### Exercise aim
Skip the pictures. Transcribe the rest of the data below without changing a word.

___ Records provided ___

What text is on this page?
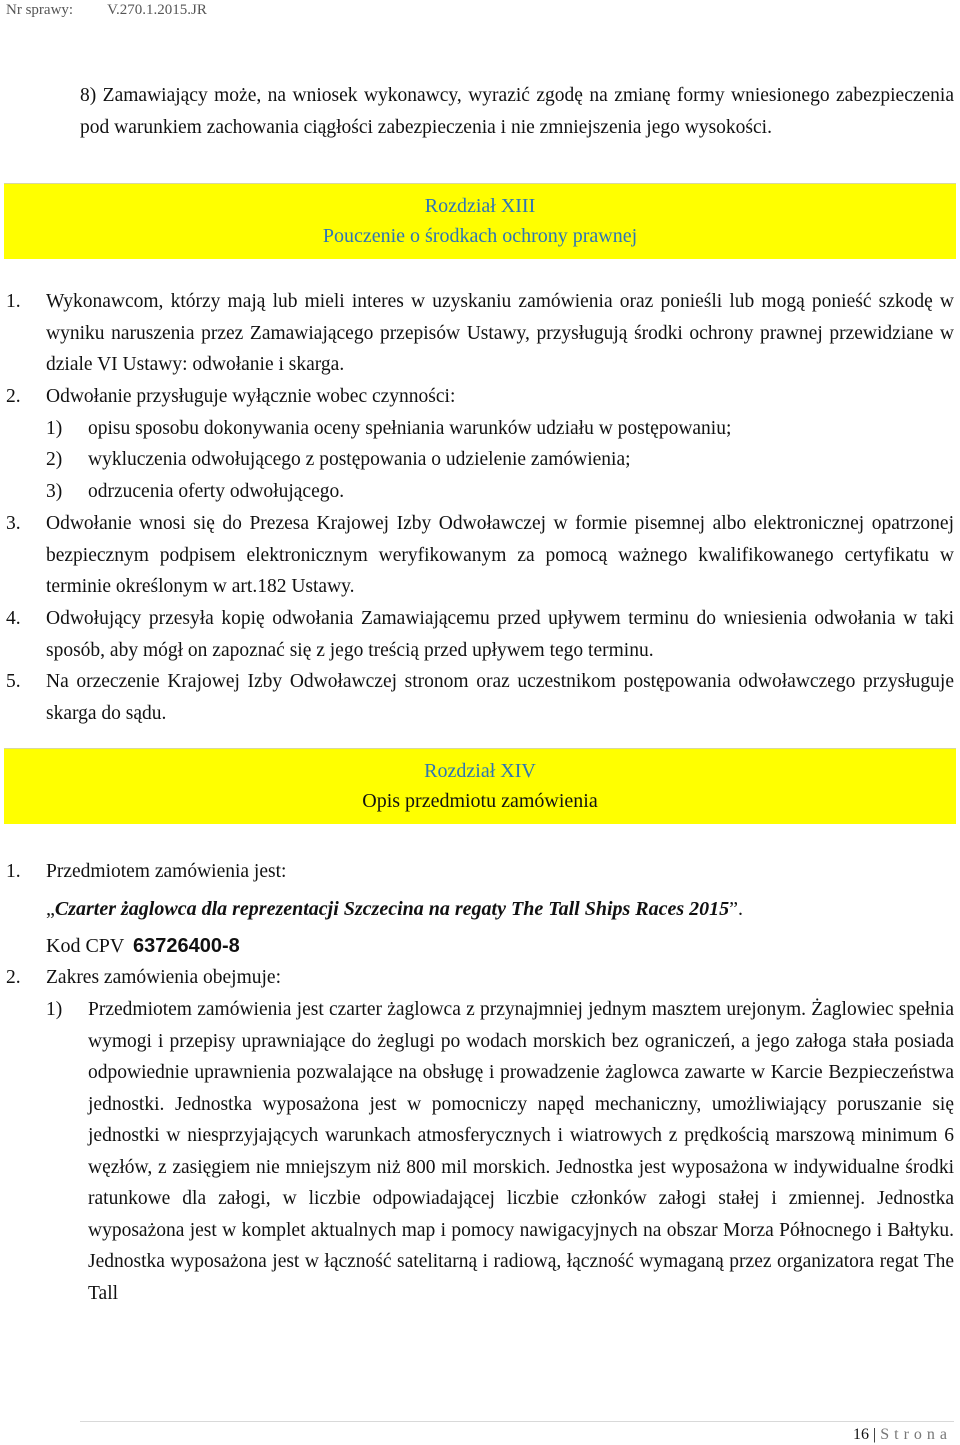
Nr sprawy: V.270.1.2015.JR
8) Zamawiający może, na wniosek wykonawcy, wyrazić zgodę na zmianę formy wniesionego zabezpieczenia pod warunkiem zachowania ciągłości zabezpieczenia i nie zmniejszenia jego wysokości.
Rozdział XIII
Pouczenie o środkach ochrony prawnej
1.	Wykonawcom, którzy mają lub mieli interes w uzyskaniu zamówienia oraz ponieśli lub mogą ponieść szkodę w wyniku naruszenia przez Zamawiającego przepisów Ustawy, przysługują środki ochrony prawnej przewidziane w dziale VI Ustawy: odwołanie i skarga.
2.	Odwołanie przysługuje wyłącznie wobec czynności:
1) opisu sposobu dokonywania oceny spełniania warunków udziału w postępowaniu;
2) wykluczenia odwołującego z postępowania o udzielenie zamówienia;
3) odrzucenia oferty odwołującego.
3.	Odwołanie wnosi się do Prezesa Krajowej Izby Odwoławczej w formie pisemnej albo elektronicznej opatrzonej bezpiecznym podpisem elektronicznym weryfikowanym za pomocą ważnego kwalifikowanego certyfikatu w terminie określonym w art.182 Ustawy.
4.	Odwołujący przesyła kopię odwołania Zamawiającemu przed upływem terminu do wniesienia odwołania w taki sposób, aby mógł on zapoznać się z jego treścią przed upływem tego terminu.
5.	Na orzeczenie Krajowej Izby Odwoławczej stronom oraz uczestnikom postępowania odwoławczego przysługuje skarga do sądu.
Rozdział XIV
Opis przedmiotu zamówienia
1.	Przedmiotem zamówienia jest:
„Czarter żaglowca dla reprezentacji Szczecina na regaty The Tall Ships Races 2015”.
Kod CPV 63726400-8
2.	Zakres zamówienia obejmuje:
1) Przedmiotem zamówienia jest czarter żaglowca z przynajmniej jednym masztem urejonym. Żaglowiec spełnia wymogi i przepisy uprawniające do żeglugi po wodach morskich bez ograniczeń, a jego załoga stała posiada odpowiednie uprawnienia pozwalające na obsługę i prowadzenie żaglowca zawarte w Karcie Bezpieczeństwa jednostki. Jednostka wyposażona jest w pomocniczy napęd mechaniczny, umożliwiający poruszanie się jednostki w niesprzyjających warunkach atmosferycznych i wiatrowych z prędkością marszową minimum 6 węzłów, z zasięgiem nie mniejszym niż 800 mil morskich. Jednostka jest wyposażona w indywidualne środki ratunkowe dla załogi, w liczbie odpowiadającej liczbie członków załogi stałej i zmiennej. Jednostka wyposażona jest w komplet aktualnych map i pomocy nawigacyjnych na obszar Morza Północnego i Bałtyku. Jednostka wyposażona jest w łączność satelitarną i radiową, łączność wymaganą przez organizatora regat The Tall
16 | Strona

___

### Result of the task
What text is on this page?
Nr sprawy: V.270.1.2015.JR
8) Zamawiający może, na wniosek wykonawcy, wyrazić zgodę na zmianę formy wniesionego zabezpieczenia pod warunkiem zachowania ciągłości zabezpieczenia i nie zmniejszenia jego wysokości.
Rozdział XIII
Pouczenie o środkach ochrony prawnej
1.	Wykonawcom, którzy mają lub mieli interes w uzyskaniu zamówienia oraz ponieśli lub mogą ponieść szkodę w wyniku naruszenia przez Zamawiającego przepisów Ustawy, przysługują środki ochrony prawnej przewidziane w dziale VI Ustawy: odwołanie i skarga.
2.	Odwołanie przysługuje wyłącznie wobec czynności:
1) opisu sposobu dokonywania oceny spełniania warunków udziału w postępowaniu;
2) wykluczenia odwołującego z postępowania o udzielenie zamówienia;
3) odrzucenia oferty odwołującego.
3.	Odwołanie wnosi się do Prezesa Krajowej Izby Odwoławczej w formie pisemnej albo elektronicznej opatrzonej bezpiecznym podpisem elektronicznym weryfikowanym za pomocą ważnego kwalifikowanego certyfikatu w terminie określonym w art.182 Ustawy.
4.	Odwołujący przesyła kopię odwołania Zamawiającemu przed upływem terminu do wniesienia odwołania w taki sposób, aby mógł on zapoznać się z jego treścią przed upływem tego terminu.
5.	Na orzeczenie Krajowej Izby Odwoławczej stronom oraz uczestnikom postępowania odwoławczego przysługuje skarga do sądu.
Rozdział XIV
Opis przedmiotu zamówienia
1.	Przedmiotem zamówienia jest:
„Czarter żaglowca dla reprezentacji Szczecina na regaty The Tall Ships Races 2015”.
Kod CPV 63726400-8
2.	Zakres zamówienia obejmuje:
1) Przedmiotem zamówienia jest czarter żaglowca z przynajmniej jednym masztem urejonym. Żaglowiec spełnia wymogi i przepisy uprawniające do żeglugi po wodach morskich bez ograniczeń, a jego załoga stała posiada odpowiednie uprawnienia pozwalające na obsługę i prowadzenie żaglowca zawarte w Karcie Bezpieczeństwa jednostki. Jednostka wyposażona jest w pomocniczy napęd mechaniczny, umożliwiający poruszanie się jednostki w niesprzyjających warunkach atmosferycznych i wiatrowych z prędkością marszową minimum 6 węzłów, z zasięgiem nie mniejszym niż 800 mil morskich. Jednostka jest wyposażona w indywidualne środki ratunkowe dla załogi, w liczbie odpowiadającej liczbie członków załogi stałej i zmiennej. Jednostka wyposażona jest w komplet aktualnych map i pomocy nawigacyjnych na obszar Morza Północnego i Bałtyku. Jednostka wyposażona jest w łączność satelitarną i radiową, łączność wymaganą przez organizatora regat The Tall
16 | Strona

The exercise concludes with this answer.